Review the listing and copy each line that holds the word "Аналитический".

RECORDS FOR THE EXERCISE:

* * * *

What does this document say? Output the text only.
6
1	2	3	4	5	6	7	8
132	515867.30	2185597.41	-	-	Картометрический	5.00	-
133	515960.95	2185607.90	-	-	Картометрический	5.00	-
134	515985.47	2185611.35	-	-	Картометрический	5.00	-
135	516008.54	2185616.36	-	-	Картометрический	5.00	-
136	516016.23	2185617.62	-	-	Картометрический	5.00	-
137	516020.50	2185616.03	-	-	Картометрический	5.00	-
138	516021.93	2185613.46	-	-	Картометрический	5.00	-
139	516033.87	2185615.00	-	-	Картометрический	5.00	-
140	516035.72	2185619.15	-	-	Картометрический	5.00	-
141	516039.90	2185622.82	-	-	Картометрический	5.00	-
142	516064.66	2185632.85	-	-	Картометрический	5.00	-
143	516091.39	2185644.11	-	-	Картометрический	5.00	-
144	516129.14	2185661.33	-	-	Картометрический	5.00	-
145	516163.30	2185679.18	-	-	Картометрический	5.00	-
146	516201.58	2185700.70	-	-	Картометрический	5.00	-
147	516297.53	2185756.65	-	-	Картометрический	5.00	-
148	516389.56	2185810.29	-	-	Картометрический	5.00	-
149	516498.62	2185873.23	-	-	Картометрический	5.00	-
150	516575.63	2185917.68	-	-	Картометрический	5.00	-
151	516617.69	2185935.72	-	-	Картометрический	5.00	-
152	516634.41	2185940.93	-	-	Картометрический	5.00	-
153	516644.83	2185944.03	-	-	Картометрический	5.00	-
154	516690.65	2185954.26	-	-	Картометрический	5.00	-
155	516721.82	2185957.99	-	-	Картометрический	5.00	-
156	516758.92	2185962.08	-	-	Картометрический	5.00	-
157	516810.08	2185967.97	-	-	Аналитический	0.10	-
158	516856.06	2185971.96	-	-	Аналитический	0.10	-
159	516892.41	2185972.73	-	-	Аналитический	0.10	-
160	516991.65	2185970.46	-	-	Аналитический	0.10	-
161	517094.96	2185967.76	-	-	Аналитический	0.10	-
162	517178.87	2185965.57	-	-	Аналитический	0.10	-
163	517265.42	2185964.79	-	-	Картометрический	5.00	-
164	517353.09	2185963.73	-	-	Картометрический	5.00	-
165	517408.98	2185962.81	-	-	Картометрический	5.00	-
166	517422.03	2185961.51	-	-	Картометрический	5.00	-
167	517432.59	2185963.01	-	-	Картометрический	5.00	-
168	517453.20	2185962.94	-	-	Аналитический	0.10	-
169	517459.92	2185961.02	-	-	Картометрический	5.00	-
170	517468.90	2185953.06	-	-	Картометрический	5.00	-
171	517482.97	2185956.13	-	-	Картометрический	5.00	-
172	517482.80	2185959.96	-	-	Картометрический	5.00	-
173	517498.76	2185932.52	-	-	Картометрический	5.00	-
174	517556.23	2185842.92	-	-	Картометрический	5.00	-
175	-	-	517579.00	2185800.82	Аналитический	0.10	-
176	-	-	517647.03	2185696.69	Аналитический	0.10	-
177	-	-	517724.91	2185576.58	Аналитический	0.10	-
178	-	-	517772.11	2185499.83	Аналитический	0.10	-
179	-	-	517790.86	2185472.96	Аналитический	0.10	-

* * * *

COMPLETE OUTPUT:
157	516810.08	2185967.97	-	-	Аналитический	0.10	-
158	516856.06	2185971.96	-	-	Аналитический	0.10	-
159	516892.41	2185972.73	-	-	Аналитический	0.10	-
160	516991.65	2185970.46	-	-	Аналитический	0.10	-
161	517094.96	2185967.76	-	-	Аналитический	0.10	-
162	517178.87	2185965.57	-	-	Аналитический	0.10	-
168	517453.20	2185962.94	-	-	Аналитический	0.10	-
175	-	-	517579.00	2185800.82	Аналитический	0.10	-
176	-	-	517647.03	2185696.69	Аналитический	0.10	-
177	-	-	517724.91	2185576.58	Аналитический	0.10	-
178	-	-	517772.11	2185499.83	Аналитический	0.10	-
179	-	-	517790.86	2185472.96	Аналитический	0.10	-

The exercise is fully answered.